**Do this**
Every entry below should be printed exactly, without its images.
========================================================================
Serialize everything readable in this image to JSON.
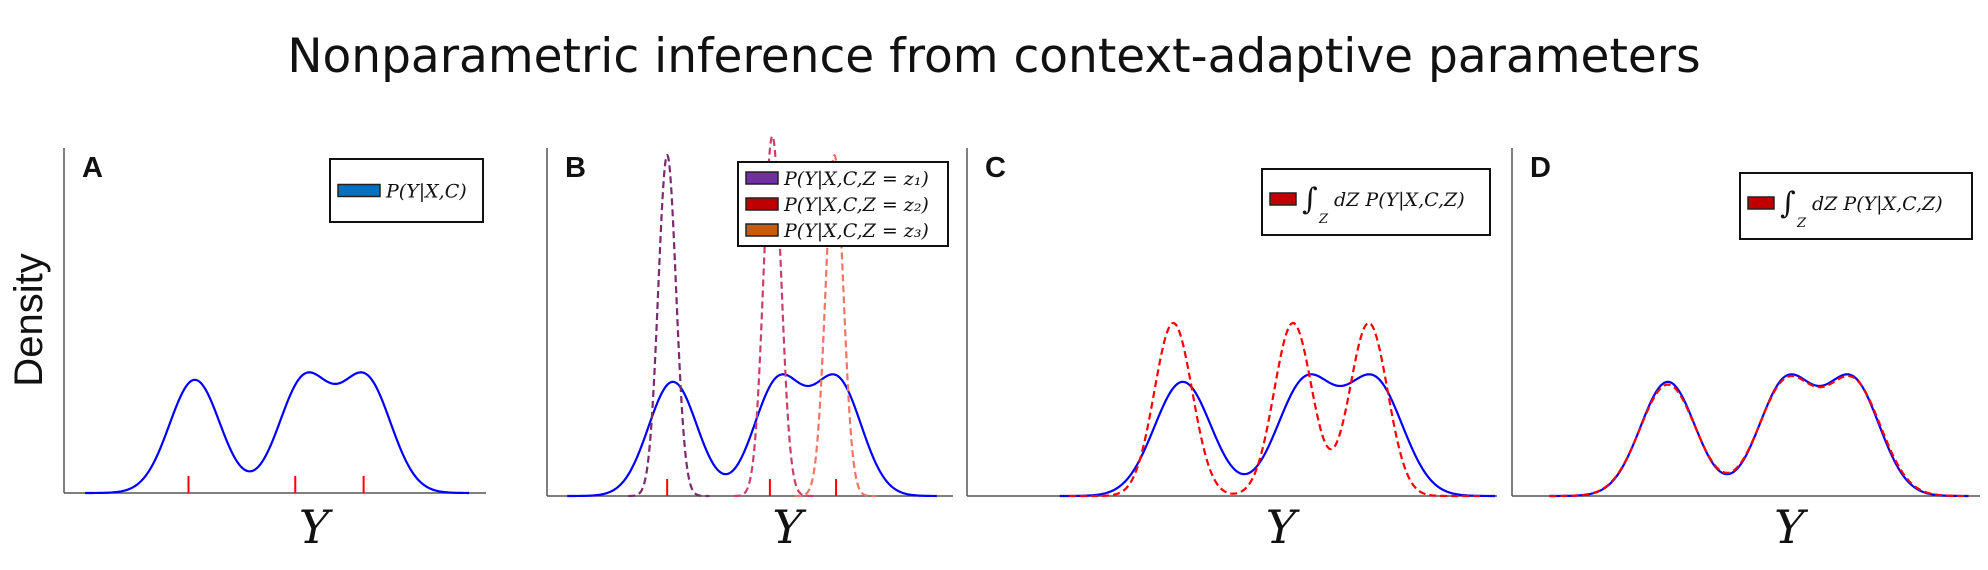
{
  "title": "Nonparametric inference from context-adaptive parameters",
  "ylabel": "Density",
  "chart_data": [
    {
      "panel": "A",
      "type": "line",
      "xlabel": "Y",
      "ylabel": "Density",
      "xlim": [
        -0.1,
        9.9
      ],
      "ylim": [
        0,
        1
      ],
      "grid": false,
      "legend_position": "top-right",
      "legend": [
        {
          "label": "P(Y|X,C)",
          "color": "#0070c0"
        }
      ],
      "series": [
        {
          "color": "#0000ff",
          "style": "solid",
          "range": [
            0.4,
            9.5
          ],
          "components": [
            {
              "mean": 3.0,
              "sd": 0.6,
              "amp": 0.33
            },
            {
              "mean": 5.6,
              "sd": 0.6,
              "amp": 0.33
            },
            {
              "mean": 7.05,
              "sd": 0.6,
              "amp": 0.33
            }
          ]
        }
      ],
      "rug": {
        "color": "#ff0000",
        "x": [
          2.85,
          5.38,
          7.0
        ]
      }
    },
    {
      "panel": "B",
      "type": "line",
      "xlabel": "Y",
      "ylabel": "",
      "xlim": [
        -0.1,
        9.9
      ],
      "ylim": [
        0,
        1
      ],
      "grid": false,
      "legend_position": "top-right",
      "legend": [
        {
          "label": "P(Y|X,C,Z = z₁)",
          "color": "#7030a0"
        },
        {
          "label": "P(Y|X,C,Z = z₂)",
          "color": "#c00000"
        },
        {
          "label": "P(Y|X,C,Z = z₃)",
          "color": "#c55a11"
        }
      ],
      "series": [
        {
          "color": "#0000ff",
          "style": "solid",
          "range": [
            0.4,
            9.5
          ],
          "components": [
            {
              "mean": 3.0,
              "sd": 0.6,
              "amp": 0.33
            },
            {
              "mean": 5.6,
              "sd": 0.6,
              "amp": 0.33
            },
            {
              "mean": 7.05,
              "sd": 0.6,
              "amp": 0.33
            }
          ]
        },
        {
          "color": "#7a2a6e",
          "style": "dashed",
          "range": [
            1.9,
            3.9
          ],
          "components": [
            {
              "mean": 2.86,
              "sd": 0.22,
              "amp": 0.985
            }
          ]
        },
        {
          "color": "#c8406a",
          "style": "dashed",
          "range": [
            4.5,
            6.5
          ],
          "components": [
            {
              "mean": 5.45,
              "sd": 0.22,
              "amp": 1.04
            }
          ]
        },
        {
          "color": "#f07565",
          "style": "dashed",
          "range": [
            6.0,
            8.0
          ],
          "components": [
            {
              "mean": 6.98,
              "sd": 0.22,
              "amp": 0.985
            }
          ]
        }
      ],
      "rug": {
        "color": "#ff0000",
        "x": [
          2.86,
          5.39,
          7.02
        ]
      }
    },
    {
      "panel": "C",
      "type": "line",
      "xlabel": "Y",
      "ylabel": "",
      "xlim": [
        -1.56,
        9.64
      ],
      "ylim": [
        0,
        1
      ],
      "grid": false,
      "legend_position": "top-right",
      "legend": [
        {
          "symbol": "∫",
          "subscript": "Z",
          "label": "dZ P(Y|X,C,Z)",
          "color": "#c00000"
        }
      ],
      "series": [
        {
          "color": "#0000ff",
          "style": "solid",
          "range": [
            0.4,
            9.6
          ],
          "components": [
            {
              "mean": 3.0,
              "sd": 0.6,
              "amp": 0.33
            },
            {
              "mean": 5.6,
              "sd": 0.6,
              "amp": 0.33
            },
            {
              "mean": 7.05,
              "sd": 0.6,
              "amp": 0.33
            }
          ]
        },
        {
          "color": "#ff0000",
          "style": "dashed",
          "range": [
            0.6,
            9.3
          ],
          "components": [
            {
              "mean": 2.8,
              "sd": 0.4,
              "amp": 0.5
            },
            {
              "mean": 5.33,
              "sd": 0.4,
              "amp": 0.5
            },
            {
              "mean": 6.93,
              "sd": 0.4,
              "amp": 0.5
            }
          ]
        }
      ]
    },
    {
      "panel": "D",
      "type": "line",
      "xlabel": "Y",
      "ylabel": "",
      "xlim": [
        -0.42,
        9.85
      ],
      "ylim": [
        0,
        1
      ],
      "grid": false,
      "legend_position": "top-right",
      "legend": [
        {
          "symbol": "∫",
          "subscript": "Z",
          "label": "dZ P(Y|X,C,Z)",
          "color": "#c00000"
        }
      ],
      "series": [
        {
          "color": "#0000ff",
          "style": "solid",
          "range": [
            0.4,
            9.6
          ],
          "components": [
            {
              "mean": 3.0,
              "sd": 0.6,
              "amp": 0.33
            },
            {
              "mean": 5.6,
              "sd": 0.6,
              "amp": 0.33
            },
            {
              "mean": 7.05,
              "sd": 0.6,
              "amp": 0.33
            }
          ]
        },
        {
          "color": "#ff0000",
          "style": "dashed",
          "range": [
            0.4,
            9.6
          ],
          "components": [
            {
              "mean": 3.0,
              "sd": 0.61,
              "amp": 0.322
            },
            {
              "mean": 5.6,
              "sd": 0.61,
              "amp": 0.325
            },
            {
              "mean": 7.07,
              "sd": 0.61,
              "amp": 0.325
            }
          ]
        }
      ]
    }
  ]
}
========================================================================
**Worked answer**
Serialize everything readable in this image to JSON.
{
  "title": "Nonparametric inference from context-adaptive parameters",
  "ylabel": "Density",
  "chart_data": [
    {
      "panel": "A",
      "type": "line",
      "xlabel": "Y",
      "ylabel": "Density",
      "xlim": [
        -0.1,
        9.9
      ],
      "ylim": [
        0,
        1
      ],
      "grid": false,
      "legend_position": "top-right",
      "legend": [
        {
          "label": "P(Y|X,C)",
          "color": "#0070c0"
        }
      ],
      "series": [
        {
          "color": "#0000ff",
          "style": "solid",
          "range": [
            0.4,
            9.5
          ],
          "components": [
            {
              "mean": 3.0,
              "sd": 0.6,
              "amp": 0.33
            },
            {
              "mean": 5.6,
              "sd": 0.6,
              "amp": 0.33
            },
            {
              "mean": 7.05,
              "sd": 0.6,
              "amp": 0.33
            }
          ]
        }
      ],
      "rug": {
        "color": "#ff0000",
        "x": [
          2.85,
          5.38,
          7.0
        ]
      }
    },
    {
      "panel": "B",
      "type": "line",
      "xlabel": "Y",
      "ylabel": "",
      "xlim": [
        -0.1,
        9.9
      ],
      "ylim": [
        0,
        1
      ],
      "grid": false,
      "legend_position": "top-right",
      "legend": [
        {
          "label": "P(Y|X,C,Z = z₁)",
          "color": "#7030a0"
        },
        {
          "label": "P(Y|X,C,Z = z₂)",
          "color": "#c00000"
        },
        {
          "label": "P(Y|X,C,Z = z₃)",
          "color": "#c55a11"
        }
      ],
      "series": [
        {
          "color": "#0000ff",
          "style": "solid",
          "range": [
            0.4,
            9.5
          ],
          "components": [
            {
              "mean": 3.0,
              "sd": 0.6,
              "amp": 0.33
            },
            {
              "mean": 5.6,
              "sd": 0.6,
              "amp": 0.33
            },
            {
              "mean": 7.05,
              "sd": 0.6,
              "amp": 0.33
            }
          ]
        },
        {
          "color": "#7a2a6e",
          "style": "dashed",
          "range": [
            1.9,
            3.9
          ],
          "components": [
            {
              "mean": 2.86,
              "sd": 0.22,
              "amp": 0.985
            }
          ]
        },
        {
          "color": "#c8406a",
          "style": "dashed",
          "range": [
            4.5,
            6.5
          ],
          "components": [
            {
              "mean": 5.45,
              "sd": 0.22,
              "amp": 1.04
            }
          ]
        },
        {
          "color": "#f07565",
          "style": "dashed",
          "range": [
            6.0,
            8.0
          ],
          "components": [
            {
              "mean": 6.98,
              "sd": 0.22,
              "amp": 0.985
            }
          ]
        }
      ],
      "rug": {
        "color": "#ff0000",
        "x": [
          2.86,
          5.39,
          7.02
        ]
      }
    },
    {
      "panel": "C",
      "type": "line",
      "xlabel": "Y",
      "ylabel": "",
      "xlim": [
        -1.56,
        9.64
      ],
      "ylim": [
        0,
        1
      ],
      "grid": false,
      "legend_position": "top-right",
      "legend": [
        {
          "symbol": "∫",
          "subscript": "Z",
          "label": "dZ P(Y|X,C,Z)",
          "color": "#c00000"
        }
      ],
      "series": [
        {
          "color": "#0000ff",
          "style": "solid",
          "range": [
            0.4,
            9.6
          ],
          "components": [
            {
              "mean": 3.0,
              "sd": 0.6,
              "amp": 0.33
            },
            {
              "mean": 5.6,
              "sd": 0.6,
              "amp": 0.33
            },
            {
              "mean": 7.05,
              "sd": 0.6,
              "amp": 0.33
            }
          ]
        },
        {
          "color": "#ff0000",
          "style": "dashed",
          "range": [
            0.6,
            9.3
          ],
          "components": [
            {
              "mean": 2.8,
              "sd": 0.4,
              "amp": 0.5
            },
            {
              "mean": 5.33,
              "sd": 0.4,
              "amp": 0.5
            },
            {
              "mean": 6.93,
              "sd": 0.4,
              "amp": 0.5
            }
          ]
        }
      ]
    },
    {
      "panel": "D",
      "type": "line",
      "xlabel": "Y",
      "ylabel": "",
      "xlim": [
        -0.42,
        9.85
      ],
      "ylim": [
        0,
        1
      ],
      "grid": false,
      "legend_position": "top-right",
      "legend": [
        {
          "symbol": "∫",
          "subscript": "Z",
          "label": "dZ P(Y|X,C,Z)",
          "color": "#c00000"
        }
      ],
      "series": [
        {
          "color": "#0000ff",
          "style": "solid",
          "range": [
            0.4,
            9.6
          ],
          "components": [
            {
              "mean": 3.0,
              "sd": 0.6,
              "amp": 0.33
            },
            {
              "mean": 5.6,
              "sd": 0.6,
              "amp": 0.33
            },
            {
              "mean": 7.05,
              "sd": 0.6,
              "amp": 0.33
            }
          ]
        },
        {
          "color": "#ff0000",
          "style": "dashed",
          "range": [
            0.4,
            9.6
          ],
          "components": [
            {
              "mean": 3.0,
              "sd": 0.61,
              "amp": 0.322
            },
            {
              "mean": 5.6,
              "sd": 0.61,
              "amp": 0.325
            },
            {
              "mean": 7.07,
              "sd": 0.61,
              "amp": 0.325
            }
          ]
        }
      ]
    }
  ]
}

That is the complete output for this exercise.